PROBLEM: Type out every line below exactly as it reads.

RECORDS FOR THE EXERCISE:
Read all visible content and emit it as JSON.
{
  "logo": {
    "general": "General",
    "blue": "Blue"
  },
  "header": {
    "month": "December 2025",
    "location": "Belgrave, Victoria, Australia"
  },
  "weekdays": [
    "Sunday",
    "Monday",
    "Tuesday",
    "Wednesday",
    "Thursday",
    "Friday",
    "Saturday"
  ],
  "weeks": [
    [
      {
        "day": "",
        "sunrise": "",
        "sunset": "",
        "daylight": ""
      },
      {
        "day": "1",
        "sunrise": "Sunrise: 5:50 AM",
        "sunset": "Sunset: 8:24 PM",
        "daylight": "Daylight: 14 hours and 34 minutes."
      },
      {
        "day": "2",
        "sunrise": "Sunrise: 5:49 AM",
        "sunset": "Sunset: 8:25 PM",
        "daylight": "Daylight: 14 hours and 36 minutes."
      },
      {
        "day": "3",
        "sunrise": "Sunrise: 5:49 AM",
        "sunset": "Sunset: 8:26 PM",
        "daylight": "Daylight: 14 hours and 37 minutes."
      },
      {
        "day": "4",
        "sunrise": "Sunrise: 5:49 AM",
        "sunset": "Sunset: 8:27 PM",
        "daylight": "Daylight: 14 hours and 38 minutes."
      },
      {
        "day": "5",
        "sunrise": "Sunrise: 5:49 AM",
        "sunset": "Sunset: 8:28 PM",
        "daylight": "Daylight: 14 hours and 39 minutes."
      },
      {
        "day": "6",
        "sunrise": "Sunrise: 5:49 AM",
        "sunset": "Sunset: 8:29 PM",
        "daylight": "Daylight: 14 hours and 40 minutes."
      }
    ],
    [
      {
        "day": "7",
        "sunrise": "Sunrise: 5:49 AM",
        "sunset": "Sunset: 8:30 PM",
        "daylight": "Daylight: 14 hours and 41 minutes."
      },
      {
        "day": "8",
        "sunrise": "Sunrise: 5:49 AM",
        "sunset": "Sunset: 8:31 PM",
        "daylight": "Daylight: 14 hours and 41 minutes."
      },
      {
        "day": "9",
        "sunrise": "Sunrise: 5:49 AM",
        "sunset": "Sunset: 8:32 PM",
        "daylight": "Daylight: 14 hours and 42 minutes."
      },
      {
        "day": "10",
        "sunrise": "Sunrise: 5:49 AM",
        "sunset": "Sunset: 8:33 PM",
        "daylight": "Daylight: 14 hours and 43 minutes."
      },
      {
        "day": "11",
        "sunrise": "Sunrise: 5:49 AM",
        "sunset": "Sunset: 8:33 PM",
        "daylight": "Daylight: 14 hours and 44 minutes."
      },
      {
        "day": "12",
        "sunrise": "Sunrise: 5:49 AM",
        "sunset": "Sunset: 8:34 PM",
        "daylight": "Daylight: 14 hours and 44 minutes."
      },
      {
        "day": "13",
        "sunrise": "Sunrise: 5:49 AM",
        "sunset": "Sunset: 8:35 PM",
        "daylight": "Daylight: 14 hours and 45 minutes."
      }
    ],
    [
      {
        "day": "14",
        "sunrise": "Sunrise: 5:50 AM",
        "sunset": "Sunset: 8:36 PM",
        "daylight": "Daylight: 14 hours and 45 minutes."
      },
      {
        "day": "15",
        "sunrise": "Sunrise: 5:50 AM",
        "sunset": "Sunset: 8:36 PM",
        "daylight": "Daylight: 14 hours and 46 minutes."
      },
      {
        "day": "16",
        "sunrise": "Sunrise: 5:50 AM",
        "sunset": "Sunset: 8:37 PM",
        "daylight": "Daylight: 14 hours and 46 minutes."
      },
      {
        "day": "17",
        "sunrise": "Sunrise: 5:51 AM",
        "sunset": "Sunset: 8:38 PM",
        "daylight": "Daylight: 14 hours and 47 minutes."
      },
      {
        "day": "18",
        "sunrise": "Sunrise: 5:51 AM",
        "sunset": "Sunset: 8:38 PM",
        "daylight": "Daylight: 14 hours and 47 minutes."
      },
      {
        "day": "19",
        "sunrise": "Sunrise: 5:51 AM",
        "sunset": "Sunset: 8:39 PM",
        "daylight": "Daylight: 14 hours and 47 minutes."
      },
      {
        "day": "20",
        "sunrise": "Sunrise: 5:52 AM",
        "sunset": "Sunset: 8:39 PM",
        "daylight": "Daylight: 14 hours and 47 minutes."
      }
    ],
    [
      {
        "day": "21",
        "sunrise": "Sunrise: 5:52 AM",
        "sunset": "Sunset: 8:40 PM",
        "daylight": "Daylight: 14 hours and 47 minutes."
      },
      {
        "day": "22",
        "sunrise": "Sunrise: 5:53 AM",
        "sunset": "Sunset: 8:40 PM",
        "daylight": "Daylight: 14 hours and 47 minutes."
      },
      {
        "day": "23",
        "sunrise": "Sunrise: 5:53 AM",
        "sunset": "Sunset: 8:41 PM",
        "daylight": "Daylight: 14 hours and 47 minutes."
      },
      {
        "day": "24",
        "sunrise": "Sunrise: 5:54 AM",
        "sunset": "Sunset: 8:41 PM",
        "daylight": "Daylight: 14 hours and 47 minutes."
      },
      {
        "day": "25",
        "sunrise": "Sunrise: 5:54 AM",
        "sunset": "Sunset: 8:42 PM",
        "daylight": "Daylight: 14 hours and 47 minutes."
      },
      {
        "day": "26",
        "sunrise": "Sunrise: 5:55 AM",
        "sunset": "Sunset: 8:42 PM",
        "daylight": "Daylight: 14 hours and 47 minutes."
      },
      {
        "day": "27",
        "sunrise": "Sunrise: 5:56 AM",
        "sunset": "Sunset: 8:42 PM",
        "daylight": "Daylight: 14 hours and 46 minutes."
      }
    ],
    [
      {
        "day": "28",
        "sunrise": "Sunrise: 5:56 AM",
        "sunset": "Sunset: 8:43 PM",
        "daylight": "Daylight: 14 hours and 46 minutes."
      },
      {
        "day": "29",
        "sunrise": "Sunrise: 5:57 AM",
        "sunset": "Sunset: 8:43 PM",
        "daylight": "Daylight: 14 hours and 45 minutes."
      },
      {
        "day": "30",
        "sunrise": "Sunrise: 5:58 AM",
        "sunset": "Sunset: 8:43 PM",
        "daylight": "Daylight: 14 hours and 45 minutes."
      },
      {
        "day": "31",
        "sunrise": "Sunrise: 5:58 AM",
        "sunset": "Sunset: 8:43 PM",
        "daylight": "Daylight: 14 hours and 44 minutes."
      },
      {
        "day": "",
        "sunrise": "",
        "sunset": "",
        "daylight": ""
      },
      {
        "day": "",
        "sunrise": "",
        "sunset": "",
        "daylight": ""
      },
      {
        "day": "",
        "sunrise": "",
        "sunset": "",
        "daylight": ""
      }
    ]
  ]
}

SOLUTION TO THE EXERCISE:
Read all visible content and emit it as JSON.
{
  "logo": {
    "general": "General",
    "blue": "Blue"
  },
  "header": {
    "month": "December 2025",
    "location": "Belgrave, Victoria, Australia"
  },
  "weekdays": [
    "Sunday",
    "Monday",
    "Tuesday",
    "Wednesday",
    "Thursday",
    "Friday",
    "Saturday"
  ],
  "weeks": [
    [
      {
        "day": "",
        "sunrise": "",
        "sunset": "",
        "daylight": ""
      },
      {
        "day": "1",
        "sunrise": "Sunrise: 5:50 AM",
        "sunset": "Sunset: 8:24 PM",
        "daylight": "Daylight: 14 hours and 34 minutes."
      },
      {
        "day": "2",
        "sunrise": "Sunrise: 5:49 AM",
        "sunset": "Sunset: 8:25 PM",
        "daylight": "Daylight: 14 hours and 36 minutes."
      },
      {
        "day": "3",
        "sunrise": "Sunrise: 5:49 AM",
        "sunset": "Sunset: 8:26 PM",
        "daylight": "Daylight: 14 hours and 37 minutes."
      },
      {
        "day": "4",
        "sunrise": "Sunrise: 5:49 AM",
        "sunset": "Sunset: 8:27 PM",
        "daylight": "Daylight: 14 hours and 38 minutes."
      },
      {
        "day": "5",
        "sunrise": "Sunrise: 5:49 AM",
        "sunset": "Sunset: 8:28 PM",
        "daylight": "Daylight: 14 hours and 39 minutes."
      },
      {
        "day": "6",
        "sunrise": "Sunrise: 5:49 AM",
        "sunset": "Sunset: 8:29 PM",
        "daylight": "Daylight: 14 hours and 40 minutes."
      }
    ],
    [
      {
        "day": "7",
        "sunrise": "Sunrise: 5:49 AM",
        "sunset": "Sunset: 8:30 PM",
        "daylight": "Daylight: 14 hours and 41 minutes."
      },
      {
        "day": "8",
        "sunrise": "Sunrise: 5:49 AM",
        "sunset": "Sunset: 8:31 PM",
        "daylight": "Daylight: 14 hours and 41 minutes."
      },
      {
        "day": "9",
        "sunrise": "Sunrise: 5:49 AM",
        "sunset": "Sunset: 8:32 PM",
        "daylight": "Daylight: 14 hours and 42 minutes."
      },
      {
        "day": "10",
        "sunrise": "Sunrise: 5:49 AM",
        "sunset": "Sunset: 8:33 PM",
        "daylight": "Daylight: 14 hours and 43 minutes."
      },
      {
        "day": "11",
        "sunrise": "Sunrise: 5:49 AM",
        "sunset": "Sunset: 8:33 PM",
        "daylight": "Daylight: 14 hours and 44 minutes."
      },
      {
        "day": "12",
        "sunrise": "Sunrise: 5:49 AM",
        "sunset": "Sunset: 8:34 PM",
        "daylight": "Daylight: 14 hours and 44 minutes."
      },
      {
        "day": "13",
        "sunrise": "Sunrise: 5:49 AM",
        "sunset": "Sunset: 8:35 PM",
        "daylight": "Daylight: 14 hours and 45 minutes."
      }
    ],
    [
      {
        "day": "14",
        "sunrise": "Sunrise: 5:50 AM",
        "sunset": "Sunset: 8:36 PM",
        "daylight": "Daylight: 14 hours and 45 minutes."
      },
      {
        "day": "15",
        "sunrise": "Sunrise: 5:50 AM",
        "sunset": "Sunset: 8:36 PM",
        "daylight": "Daylight: 14 hours and 46 minutes."
      },
      {
        "day": "16",
        "sunrise": "Sunrise: 5:50 AM",
        "sunset": "Sunset: 8:37 PM",
        "daylight": "Daylight: 14 hours and 46 minutes."
      },
      {
        "day": "17",
        "sunrise": "Sunrise: 5:51 AM",
        "sunset": "Sunset: 8:38 PM",
        "daylight": "Daylight: 14 hours and 47 minutes."
      },
      {
        "day": "18",
        "sunrise": "Sunrise: 5:51 AM",
        "sunset": "Sunset: 8:38 PM",
        "daylight": "Daylight: 14 hours and 47 minutes."
      },
      {
        "day": "19",
        "sunrise": "Sunrise: 5:51 AM",
        "sunset": "Sunset: 8:39 PM",
        "daylight": "Daylight: 14 hours and 47 minutes."
      },
      {
        "day": "20",
        "sunrise": "Sunrise: 5:52 AM",
        "sunset": "Sunset: 8:39 PM",
        "daylight": "Daylight: 14 hours and 47 minutes."
      }
    ],
    [
      {
        "day": "21",
        "sunrise": "Sunrise: 5:52 AM",
        "sunset": "Sunset: 8:40 PM",
        "daylight": "Daylight: 14 hours and 47 minutes."
      },
      {
        "day": "22",
        "sunrise": "Sunrise: 5:53 AM",
        "sunset": "Sunset: 8:40 PM",
        "daylight": "Daylight: 14 hours and 47 minutes."
      },
      {
        "day": "23",
        "sunrise": "Sunrise: 5:53 AM",
        "sunset": "Sunset: 8:41 PM",
        "daylight": "Daylight: 14 hours and 47 minutes."
      },
      {
        "day": "24",
        "sunrise": "Sunrise: 5:54 AM",
        "sunset": "Sunset: 8:41 PM",
        "daylight": "Daylight: 14 hours and 47 minutes."
      },
      {
        "day": "25",
        "sunrise": "Sunrise: 5:54 AM",
        "sunset": "Sunset: 8:42 PM",
        "daylight": "Daylight: 14 hours and 47 minutes."
      },
      {
        "day": "26",
        "sunrise": "Sunrise: 5:55 AM",
        "sunset": "Sunset: 8:42 PM",
        "daylight": "Daylight: 14 hours and 47 minutes."
      },
      {
        "day": "27",
        "sunrise": "Sunrise: 5:56 AM",
        "sunset": "Sunset: 8:42 PM",
        "daylight": "Daylight: 14 hours and 46 minutes."
      }
    ],
    [
      {
        "day": "28",
        "sunrise": "Sunrise: 5:56 AM",
        "sunset": "Sunset: 8:43 PM",
        "daylight": "Daylight: 14 hours and 46 minutes."
      },
      {
        "day": "29",
        "sunrise": "Sunrise: 5:57 AM",
        "sunset": "Sunset: 8:43 PM",
        "daylight": "Daylight: 14 hours and 45 minutes."
      },
      {
        "day": "30",
        "sunrise": "Sunrise: 5:58 AM",
        "sunset": "Sunset: 8:43 PM",
        "daylight": "Daylight: 14 hours and 45 minutes."
      },
      {
        "day": "31",
        "sunrise": "Sunrise: 5:58 AM",
        "sunset": "Sunset: 8:43 PM",
        "daylight": "Daylight: 14 hours and 44 minutes."
      },
      {
        "day": "",
        "sunrise": "",
        "sunset": "",
        "daylight": ""
      },
      {
        "day": "",
        "sunrise": "",
        "sunset": "",
        "daylight": ""
      },
      {
        "day": "",
        "sunrise": "",
        "sunset": "",
        "daylight": ""
      }
    ]
  ]
}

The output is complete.